Given task: Give back the records below exactly, every one, with no pictures.
==== Exercise data ====
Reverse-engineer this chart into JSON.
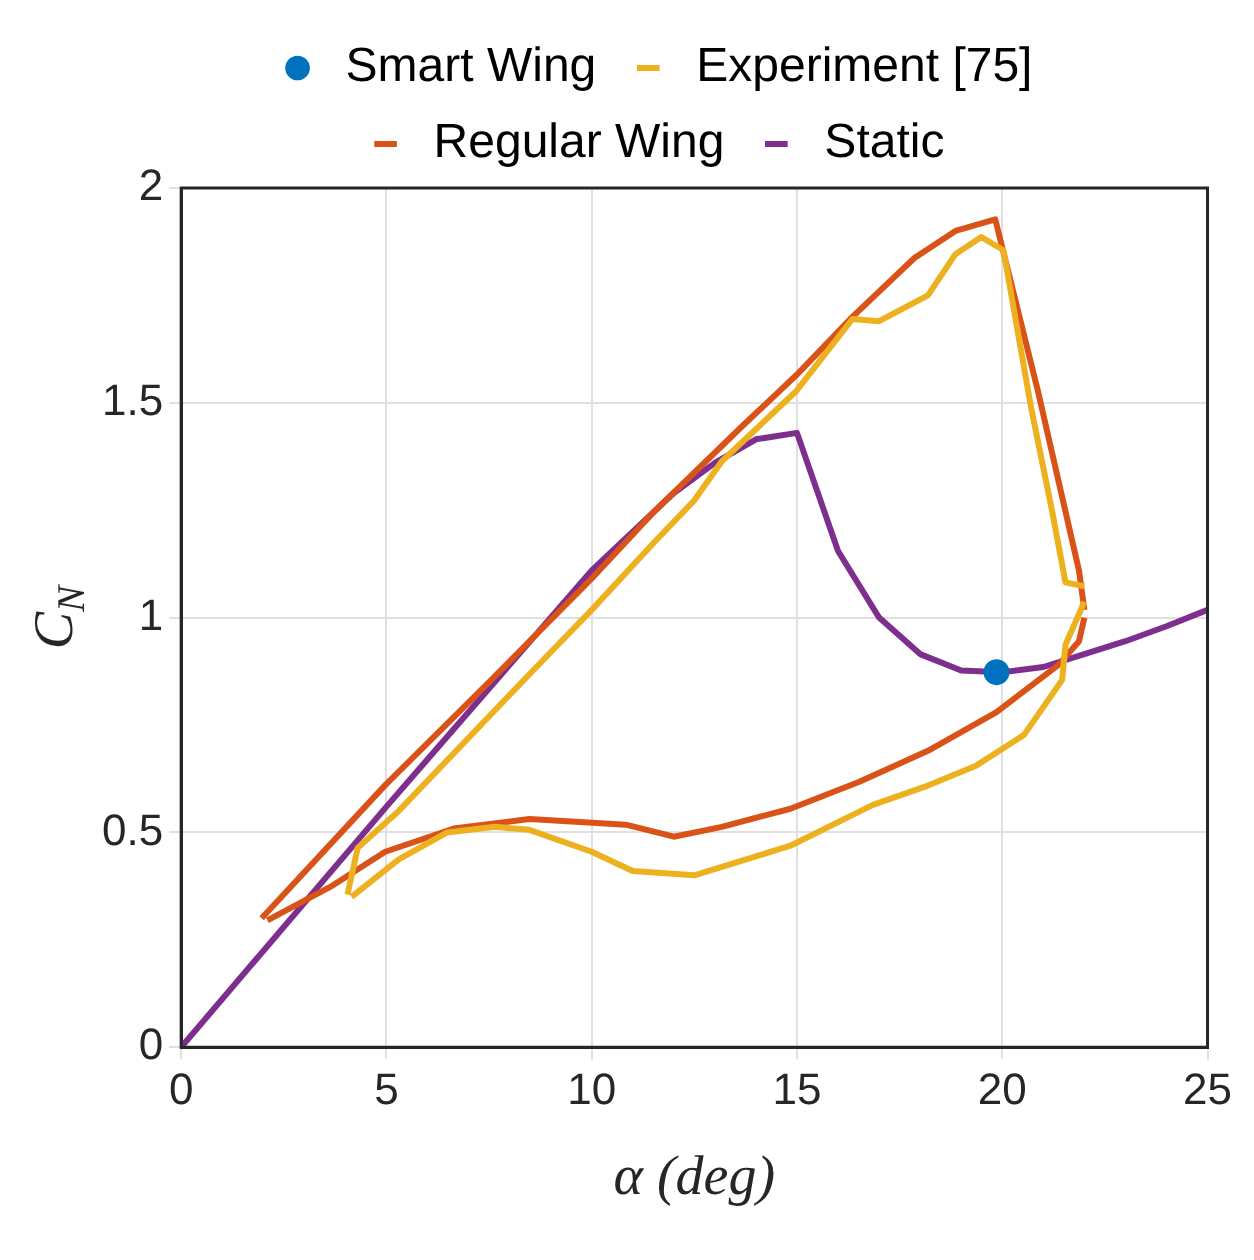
{
  "chart_data": {
    "type": "line",
    "xlabel": "α (deg)",
    "ylabel": "C$_{N}$",
    "xlim": [
      0,
      25
    ],
    "ylim": [
      0,
      2
    ],
    "xticks": [
      0,
      5,
      10,
      15,
      20,
      25
    ],
    "yticks": [
      0,
      0.5,
      1,
      1.5,
      2
    ],
    "grid": true,
    "legend": "top",
    "series": [
      {
        "name": "Smart Wing",
        "type": "scatter",
        "marker": "circle",
        "color": "#0072bd",
        "x": [
          19.86
        ],
        "values": [
          0.873
        ]
      },
      {
        "name": "Experiment [75]",
        "marker": "none",
        "color": "#edb120",
        "x": [
          4.05,
          4.3,
          5.3,
          7,
          8.5,
          10,
          11.5,
          12.5,
          13.17,
          14.98,
          16.35,
          17.0,
          18.19,
          18.86,
          19.49,
          20.03,
          20.7,
          21.2,
          21.54,
          22.0
        ],
        "values": [
          0.355,
          0.464,
          0.55,
          0.72,
          0.87,
          1.018,
          1.173,
          1.273,
          1.364,
          1.527,
          1.695,
          1.69,
          1.75,
          1.846,
          1.886,
          1.855,
          1.49,
          1.255,
          1.082,
          1.073
        ]
      },
      {
        "marker": "none",
        "color": "#edb120",
        "x": [
          4.15,
          5.3,
          6.48,
          7.65,
          8.48,
          10.0,
          11.0,
          12.5,
          14.84,
          16.85,
          18.19,
          19.36,
          20.53,
          21.46,
          21.54,
          22.0
        ],
        "values": [
          0.35,
          0.437,
          0.5,
          0.513,
          0.506,
          0.455,
          0.41,
          0.4,
          0.469,
          0.564,
          0.609,
          0.655,
          0.727,
          0.855,
          0.937,
          1.037
        ]
      },
      {
        "name": "Regular Wing",
        "marker": "none",
        "color": "#d95319",
        "x": [
          1.96,
          4.97,
          7.5,
          9.99,
          11.5,
          13.67,
          14.98,
          16.35,
          17.86,
          18.86,
          19.83,
          20.87,
          21.87,
          22.0
        ],
        "values": [
          0.3,
          0.61,
          0.85,
          1.09,
          1.245,
          1.446,
          1.564,
          1.7,
          1.837,
          1.9,
          1.927,
          1.527,
          1.109,
          1.018
        ]
      },
      {
        "marker": "none",
        "color": "#d95319",
        "x": [
          2.1,
          3.63,
          4.97,
          6.64,
          8.48,
          10.83,
          12.0,
          13.17,
          14.84,
          16.52,
          18.19,
          19.86,
          21.37,
          21.87,
          22.0
        ],
        "values": [
          0.295,
          0.373,
          0.455,
          0.509,
          0.531,
          0.518,
          0.49,
          0.513,
          0.555,
          0.618,
          0.69,
          0.78,
          0.89,
          0.945,
          1.0
        ]
      },
      {
        "name": "Static",
        "marker": "none",
        "color": "#7e2f8e",
        "x": [
          0,
          5,
          10,
          12,
          13,
          14,
          15,
          16,
          17,
          18,
          19,
          20,
          21,
          22,
          23,
          24,
          25
        ],
        "values": [
          0,
          0.56,
          1.11,
          1.29,
          1.36,
          1.415,
          1.43,
          1.155,
          1.0,
          0.915,
          0.877,
          0.873,
          0.885,
          0.915,
          0.945,
          0.98,
          1.018
        ]
      }
    ]
  }
}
====
The result:
Reverse-engineer this chart into JSON.
{
  "chart_data": {
    "type": "line",
    "xlabel": "α (deg)",
    "ylabel": "C$_{N}$",
    "xlim": [
      0,
      25
    ],
    "ylim": [
      0,
      2
    ],
    "xticks": [
      0,
      5,
      10,
      15,
      20,
      25
    ],
    "yticks": [
      0,
      0.5,
      1,
      1.5,
      2
    ],
    "grid": true,
    "legend": "top",
    "series": [
      {
        "name": "Smart Wing",
        "type": "scatter",
        "marker": "circle",
        "color": "#0072bd",
        "x": [
          19.86
        ],
        "values": [
          0.873
        ]
      },
      {
        "name": "Experiment [75]",
        "marker": "none",
        "color": "#edb120",
        "x": [
          4.05,
          4.3,
          5.3,
          7,
          8.5,
          10,
          11.5,
          12.5,
          13.17,
          14.98,
          16.35,
          17.0,
          18.19,
          18.86,
          19.49,
          20.03,
          20.7,
          21.2,
          21.54,
          22.0
        ],
        "values": [
          0.355,
          0.464,
          0.55,
          0.72,
          0.87,
          1.018,
          1.173,
          1.273,
          1.364,
          1.527,
          1.695,
          1.69,
          1.75,
          1.846,
          1.886,
          1.855,
          1.49,
          1.255,
          1.082,
          1.073
        ]
      },
      {
        "marker": "none",
        "color": "#edb120",
        "x": [
          4.15,
          5.3,
          6.48,
          7.65,
          8.48,
          10.0,
          11.0,
          12.5,
          14.84,
          16.85,
          18.19,
          19.36,
          20.53,
          21.46,
          21.54,
          22.0
        ],
        "values": [
          0.35,
          0.437,
          0.5,
          0.513,
          0.506,
          0.455,
          0.41,
          0.4,
          0.469,
          0.564,
          0.609,
          0.655,
          0.727,
          0.855,
          0.937,
          1.037
        ]
      },
      {
        "name": "Regular Wing",
        "marker": "none",
        "color": "#d95319",
        "x": [
          1.96,
          4.97,
          7.5,
          9.99,
          11.5,
          13.67,
          14.98,
          16.35,
          17.86,
          18.86,
          19.83,
          20.87,
          21.87,
          22.0
        ],
        "values": [
          0.3,
          0.61,
          0.85,
          1.09,
          1.245,
          1.446,
          1.564,
          1.7,
          1.837,
          1.9,
          1.927,
          1.527,
          1.109,
          1.018
        ]
      },
      {
        "marker": "none",
        "color": "#d95319",
        "x": [
          2.1,
          3.63,
          4.97,
          6.64,
          8.48,
          10.83,
          12.0,
          13.17,
          14.84,
          16.52,
          18.19,
          19.86,
          21.37,
          21.87,
          22.0
        ],
        "values": [
          0.295,
          0.373,
          0.455,
          0.509,
          0.531,
          0.518,
          0.49,
          0.513,
          0.555,
          0.618,
          0.69,
          0.78,
          0.89,
          0.945,
          1.0
        ]
      },
      {
        "name": "Static",
        "marker": "none",
        "color": "#7e2f8e",
        "x": [
          0,
          5,
          10,
          12,
          13,
          14,
          15,
          16,
          17,
          18,
          19,
          20,
          21,
          22,
          23,
          24,
          25
        ],
        "values": [
          0,
          0.56,
          1.11,
          1.29,
          1.36,
          1.415,
          1.43,
          1.155,
          1.0,
          0.915,
          0.877,
          0.873,
          0.885,
          0.915,
          0.945,
          0.98,
          1.018
        ]
      }
    ]
  }
}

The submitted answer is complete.